- **What the exercise asks**
Can you pull out each line of the data below that includes the word "JSON"?
>> BEGIN
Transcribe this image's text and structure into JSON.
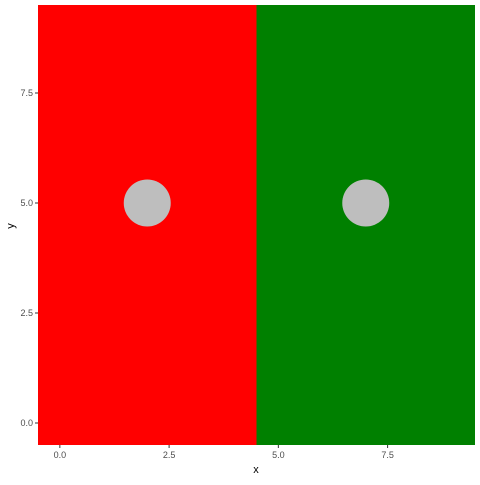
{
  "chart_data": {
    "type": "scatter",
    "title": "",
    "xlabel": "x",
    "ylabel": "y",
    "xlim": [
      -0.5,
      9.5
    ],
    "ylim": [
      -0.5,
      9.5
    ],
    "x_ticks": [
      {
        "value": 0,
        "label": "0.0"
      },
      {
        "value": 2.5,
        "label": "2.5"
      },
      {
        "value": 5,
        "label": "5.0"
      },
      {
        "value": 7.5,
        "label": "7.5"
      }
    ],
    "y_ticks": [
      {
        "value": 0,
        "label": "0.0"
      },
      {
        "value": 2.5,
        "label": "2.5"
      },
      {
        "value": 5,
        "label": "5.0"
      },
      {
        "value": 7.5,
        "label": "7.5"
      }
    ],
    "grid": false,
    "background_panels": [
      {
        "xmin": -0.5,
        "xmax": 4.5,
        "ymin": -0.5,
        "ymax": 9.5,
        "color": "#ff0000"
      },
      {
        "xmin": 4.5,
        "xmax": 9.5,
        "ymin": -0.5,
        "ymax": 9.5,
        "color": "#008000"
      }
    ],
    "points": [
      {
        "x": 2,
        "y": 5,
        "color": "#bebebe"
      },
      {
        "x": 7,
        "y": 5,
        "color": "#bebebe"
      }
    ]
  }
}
>> END
>> BEGIN
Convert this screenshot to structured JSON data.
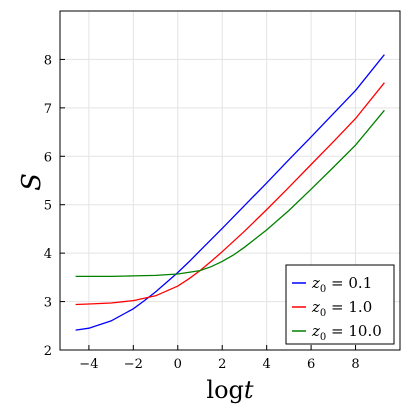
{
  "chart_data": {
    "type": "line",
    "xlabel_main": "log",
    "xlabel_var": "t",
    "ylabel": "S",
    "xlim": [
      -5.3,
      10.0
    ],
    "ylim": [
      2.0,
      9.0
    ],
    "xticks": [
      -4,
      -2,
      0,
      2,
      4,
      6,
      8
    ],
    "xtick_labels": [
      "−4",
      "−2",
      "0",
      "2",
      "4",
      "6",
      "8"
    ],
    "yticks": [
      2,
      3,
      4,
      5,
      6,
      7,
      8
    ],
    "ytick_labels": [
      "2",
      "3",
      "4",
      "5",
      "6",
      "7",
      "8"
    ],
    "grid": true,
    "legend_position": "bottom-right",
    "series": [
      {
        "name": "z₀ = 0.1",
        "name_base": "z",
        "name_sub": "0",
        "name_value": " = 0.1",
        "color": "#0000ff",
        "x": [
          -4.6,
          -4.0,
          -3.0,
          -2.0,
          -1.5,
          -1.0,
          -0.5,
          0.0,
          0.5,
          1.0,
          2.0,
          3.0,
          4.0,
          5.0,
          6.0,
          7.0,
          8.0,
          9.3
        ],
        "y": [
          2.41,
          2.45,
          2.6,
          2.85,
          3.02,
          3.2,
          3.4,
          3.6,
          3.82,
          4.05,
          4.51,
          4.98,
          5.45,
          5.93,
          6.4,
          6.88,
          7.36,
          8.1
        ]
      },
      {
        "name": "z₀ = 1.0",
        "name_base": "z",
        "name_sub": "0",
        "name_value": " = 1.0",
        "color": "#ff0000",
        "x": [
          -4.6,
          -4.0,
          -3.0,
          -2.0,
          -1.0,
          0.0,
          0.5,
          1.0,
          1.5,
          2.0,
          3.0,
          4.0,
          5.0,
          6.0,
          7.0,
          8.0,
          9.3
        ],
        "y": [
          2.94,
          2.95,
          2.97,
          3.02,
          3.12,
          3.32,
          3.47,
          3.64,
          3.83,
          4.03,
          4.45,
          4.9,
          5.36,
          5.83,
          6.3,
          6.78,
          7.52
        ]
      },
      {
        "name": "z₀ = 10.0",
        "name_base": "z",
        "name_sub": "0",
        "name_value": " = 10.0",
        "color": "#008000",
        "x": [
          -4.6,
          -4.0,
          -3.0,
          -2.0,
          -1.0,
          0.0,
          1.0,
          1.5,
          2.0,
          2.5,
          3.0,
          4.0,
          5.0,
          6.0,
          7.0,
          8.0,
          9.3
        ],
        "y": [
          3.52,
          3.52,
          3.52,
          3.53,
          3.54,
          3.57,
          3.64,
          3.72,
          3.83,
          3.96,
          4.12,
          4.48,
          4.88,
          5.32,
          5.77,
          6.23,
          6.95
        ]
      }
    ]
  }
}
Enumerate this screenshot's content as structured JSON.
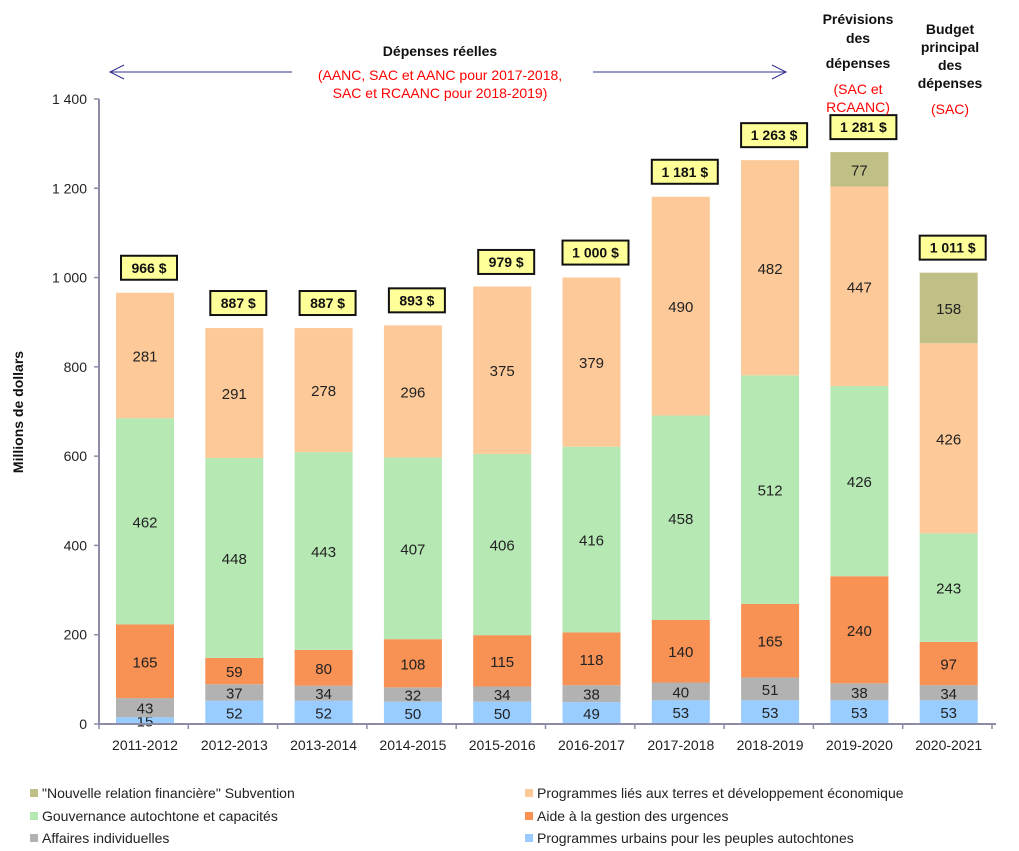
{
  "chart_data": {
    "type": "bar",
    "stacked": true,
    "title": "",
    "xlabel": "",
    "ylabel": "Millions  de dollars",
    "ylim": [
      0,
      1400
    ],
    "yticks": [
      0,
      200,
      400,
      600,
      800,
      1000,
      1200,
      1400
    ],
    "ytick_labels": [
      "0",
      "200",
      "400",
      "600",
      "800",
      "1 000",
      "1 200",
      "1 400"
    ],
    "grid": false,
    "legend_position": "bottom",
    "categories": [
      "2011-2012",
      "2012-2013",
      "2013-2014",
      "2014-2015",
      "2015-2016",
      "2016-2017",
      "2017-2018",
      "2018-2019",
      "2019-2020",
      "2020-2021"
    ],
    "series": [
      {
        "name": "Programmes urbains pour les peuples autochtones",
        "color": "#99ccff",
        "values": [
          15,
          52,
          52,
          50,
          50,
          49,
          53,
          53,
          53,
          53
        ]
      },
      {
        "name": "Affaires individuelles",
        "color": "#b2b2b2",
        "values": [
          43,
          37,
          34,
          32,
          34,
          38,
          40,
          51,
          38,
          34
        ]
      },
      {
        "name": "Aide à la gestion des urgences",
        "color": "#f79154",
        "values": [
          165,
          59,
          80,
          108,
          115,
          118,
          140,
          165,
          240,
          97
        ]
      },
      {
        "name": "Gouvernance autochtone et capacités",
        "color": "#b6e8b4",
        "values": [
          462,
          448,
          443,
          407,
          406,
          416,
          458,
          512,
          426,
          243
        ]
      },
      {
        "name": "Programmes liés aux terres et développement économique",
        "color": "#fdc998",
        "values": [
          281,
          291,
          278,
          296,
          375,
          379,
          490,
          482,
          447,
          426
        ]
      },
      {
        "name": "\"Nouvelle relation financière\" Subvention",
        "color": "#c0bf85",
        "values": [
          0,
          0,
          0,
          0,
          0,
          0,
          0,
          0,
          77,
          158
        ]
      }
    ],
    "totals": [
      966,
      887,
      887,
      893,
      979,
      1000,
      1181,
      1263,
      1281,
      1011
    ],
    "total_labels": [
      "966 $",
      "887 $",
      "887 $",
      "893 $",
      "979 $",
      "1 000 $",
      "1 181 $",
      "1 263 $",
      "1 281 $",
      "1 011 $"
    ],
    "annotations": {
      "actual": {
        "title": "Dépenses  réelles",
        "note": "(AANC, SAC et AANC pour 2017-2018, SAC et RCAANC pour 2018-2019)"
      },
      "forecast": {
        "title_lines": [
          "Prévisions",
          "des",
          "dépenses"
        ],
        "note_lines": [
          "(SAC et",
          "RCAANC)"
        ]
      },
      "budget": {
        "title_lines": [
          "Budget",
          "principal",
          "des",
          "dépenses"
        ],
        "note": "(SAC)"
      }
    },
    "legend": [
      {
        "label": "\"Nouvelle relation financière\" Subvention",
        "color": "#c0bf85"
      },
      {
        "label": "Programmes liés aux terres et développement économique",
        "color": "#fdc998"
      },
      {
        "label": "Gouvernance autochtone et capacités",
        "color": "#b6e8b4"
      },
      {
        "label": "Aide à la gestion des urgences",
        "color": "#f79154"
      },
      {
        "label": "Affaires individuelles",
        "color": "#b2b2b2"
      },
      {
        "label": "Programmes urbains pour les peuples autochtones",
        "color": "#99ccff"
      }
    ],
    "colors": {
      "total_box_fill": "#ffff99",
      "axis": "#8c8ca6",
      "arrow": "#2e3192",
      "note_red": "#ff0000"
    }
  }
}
>> END
- **Correct answer**
Transcribe this image's text and structure into JSON.
Convert this screenshot to structured JSON data.
Enumerate this screenshot's content as structured JSON.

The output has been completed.